■ Direction: Comb the records below for the string "this" and copy each line where it turns up.
──────
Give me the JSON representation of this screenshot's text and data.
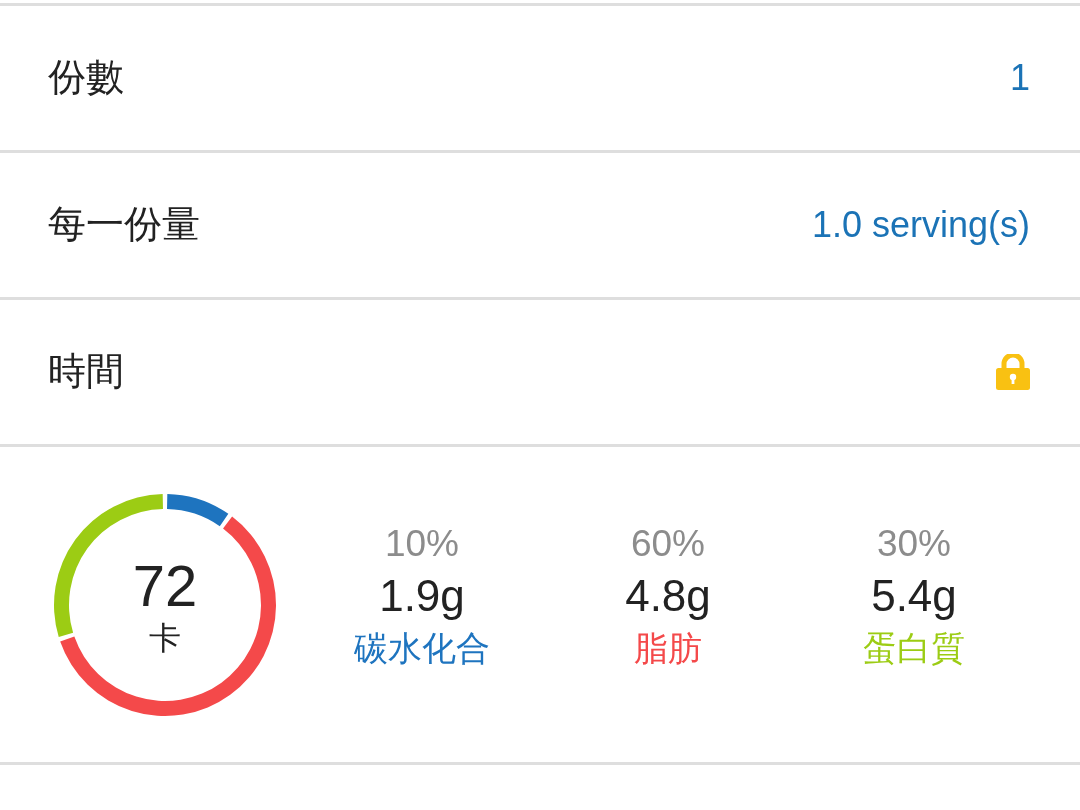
{
  "fields": [
    {
      "label": "份數",
      "value": "1",
      "locked": false
    },
    {
      "label": "每一份量",
      "value": "1.0 serving(s)",
      "locked": false
    },
    {
      "label": "時間",
      "locked": true
    }
  ],
  "nutrition": {
    "calories": "72",
    "unit": "卡",
    "chart_data": {
      "type": "donut",
      "values": [
        10,
        60,
        30
      ]
    },
    "macros": [
      {
        "percent": "10%",
        "amount": "1.9g",
        "name": "碳水化合",
        "color": "#1e74bf"
      },
      {
        "percent": "60%",
        "amount": "4.8g",
        "name": "脂肪",
        "color": "#f4494a"
      },
      {
        "percent": "30%",
        "amount": "5.4g",
        "name": "蛋白質",
        "color": "#9ccc14"
      }
    ]
  }
}
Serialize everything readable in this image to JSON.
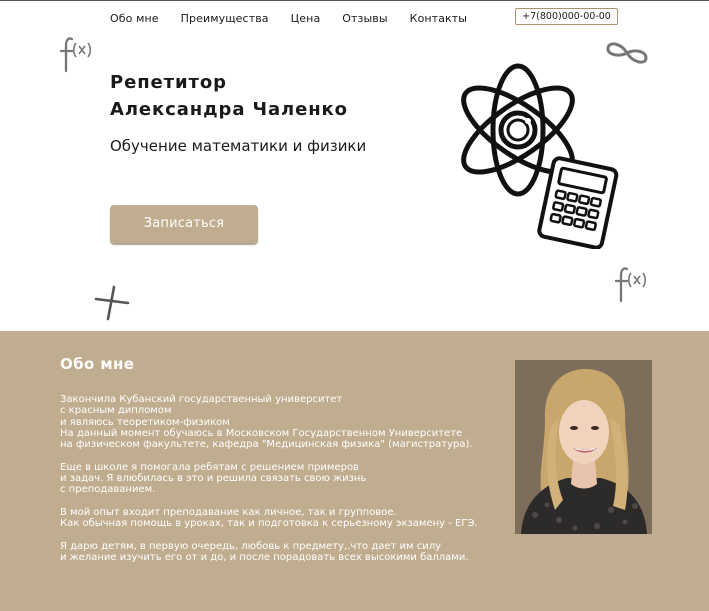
{
  "nav": {
    "items": [
      "Обо мне",
      "Преимущества",
      "Цена",
      "Отзывы",
      "Контакты"
    ],
    "phone": "+7(800)000-00-00"
  },
  "hero": {
    "title_line1": "Репетитор",
    "title_line2": "Александра Чаленко",
    "subtitle": "Обучение математики и физики",
    "cta_label": "Записаться"
  },
  "about": {
    "title": "Обо мне",
    "paragraphs": [
      [
        "Закончила Кубанский государственный университет",
        "с красным дипломом",
        "и являюсь теоретиком-физиком",
        "На данный момент обучаюсь в Московском Государственном Университете",
        "на физическом факультете, кафедра \"Медицинская физика\" (магистратура)."
      ],
      [
        "Еще в школе  я помогала ребятам с решением примеров",
        "и задач.  Я влюбилась в это и решила связать свою жизнь",
        "с преподаванием."
      ],
      [
        "В мой опыт входит преподавание как личное, так и групповое.",
        "Как обычная помощь в уроках, так и подготовка к серьезному экзамену - ЕГЭ."
      ],
      [
        "Я дарю детям, в первую очередь, любовь к предмету,.что дает им силу",
        "и желание изучить его от и до, и после порадовать всех высокими баллами."
      ]
    ]
  },
  "colors": {
    "accent": "#c0ad8f",
    "text": "#1a1a1a",
    "phone_border": "#b08f6e"
  },
  "icons": [
    "function-fx-icon",
    "infinity-icon",
    "atom-icon",
    "calculator-icon",
    "plus-icon"
  ]
}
──────
■ Exercise response:
Give me the JSON representation of this screenshot's text and data.
Serialize everything readable in this image to JSON.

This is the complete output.